## EXERCISE DATA
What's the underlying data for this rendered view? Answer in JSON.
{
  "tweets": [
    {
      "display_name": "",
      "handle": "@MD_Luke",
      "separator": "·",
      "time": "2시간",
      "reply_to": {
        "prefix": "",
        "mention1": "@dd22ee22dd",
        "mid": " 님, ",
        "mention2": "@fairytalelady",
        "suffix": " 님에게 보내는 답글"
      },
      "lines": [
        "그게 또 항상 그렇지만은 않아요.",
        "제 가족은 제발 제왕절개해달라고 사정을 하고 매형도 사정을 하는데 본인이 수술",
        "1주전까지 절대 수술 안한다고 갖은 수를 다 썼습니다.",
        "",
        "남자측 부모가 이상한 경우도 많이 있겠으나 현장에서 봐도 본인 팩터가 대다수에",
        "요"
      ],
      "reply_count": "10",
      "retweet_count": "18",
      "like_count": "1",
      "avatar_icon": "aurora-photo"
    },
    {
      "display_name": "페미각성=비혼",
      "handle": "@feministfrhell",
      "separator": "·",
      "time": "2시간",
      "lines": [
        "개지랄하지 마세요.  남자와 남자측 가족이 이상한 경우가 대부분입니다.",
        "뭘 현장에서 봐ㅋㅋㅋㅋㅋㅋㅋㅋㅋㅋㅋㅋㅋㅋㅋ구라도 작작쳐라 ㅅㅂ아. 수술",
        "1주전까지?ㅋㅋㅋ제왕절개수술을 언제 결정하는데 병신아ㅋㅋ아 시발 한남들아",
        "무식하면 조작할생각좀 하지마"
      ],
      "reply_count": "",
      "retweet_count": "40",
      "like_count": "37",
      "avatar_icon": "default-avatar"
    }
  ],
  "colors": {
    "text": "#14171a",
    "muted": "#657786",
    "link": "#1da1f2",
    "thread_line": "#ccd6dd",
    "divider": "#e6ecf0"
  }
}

## STATED GOAL
Above are some records; extract every one of them exactly.

## RESULT
What's the underlying data for this rendered view? Answer in JSON.
{
  "tweets": [
    {
      "display_name": "",
      "handle": "@MD_Luke",
      "separator": "·",
      "time": "2시간",
      "reply_to": {
        "prefix": "",
        "mention1": "@dd22ee22dd",
        "mid": " 님, ",
        "mention2": "@fairytalelady",
        "suffix": " 님에게 보내는 답글"
      },
      "lines": [
        "그게 또 항상 그렇지만은 않아요.",
        "제 가족은 제발 제왕절개해달라고 사정을 하고 매형도 사정을 하는데 본인이 수술",
        "1주전까지 절대 수술 안한다고 갖은 수를 다 썼습니다.",
        "",
        "남자측 부모가 이상한 경우도 많이 있겠으나 현장에서 봐도 본인 팩터가 대다수에",
        "요"
      ],
      "reply_count": "10",
      "retweet_count": "18",
      "like_count": "1",
      "avatar_icon": "aurora-photo"
    },
    {
      "display_name": "페미각성=비혼",
      "handle": "@feministfrhell",
      "separator": "·",
      "time": "2시간",
      "lines": [
        "개지랄하지 마세요.  남자와 남자측 가족이 이상한 경우가 대부분입니다.",
        "뭘 현장에서 봐ㅋㅋㅋㅋㅋㅋㅋㅋㅋㅋㅋㅋㅋㅋㅋ구라도 작작쳐라 ㅅㅂ아. 수술",
        "1주전까지?ㅋㅋㅋ제왕절개수술을 언제 결정하는데 병신아ㅋㅋ아 시발 한남들아",
        "무식하면 조작할생각좀 하지마"
      ],
      "reply_count": "",
      "retweet_count": "40",
      "like_count": "37",
      "avatar_icon": "default-avatar"
    }
  ],
  "colors": {
    "text": "#14171a",
    "muted": "#657786",
    "link": "#1da1f2",
    "thread_line": "#ccd6dd",
    "divider": "#e6ecf0"
  }
}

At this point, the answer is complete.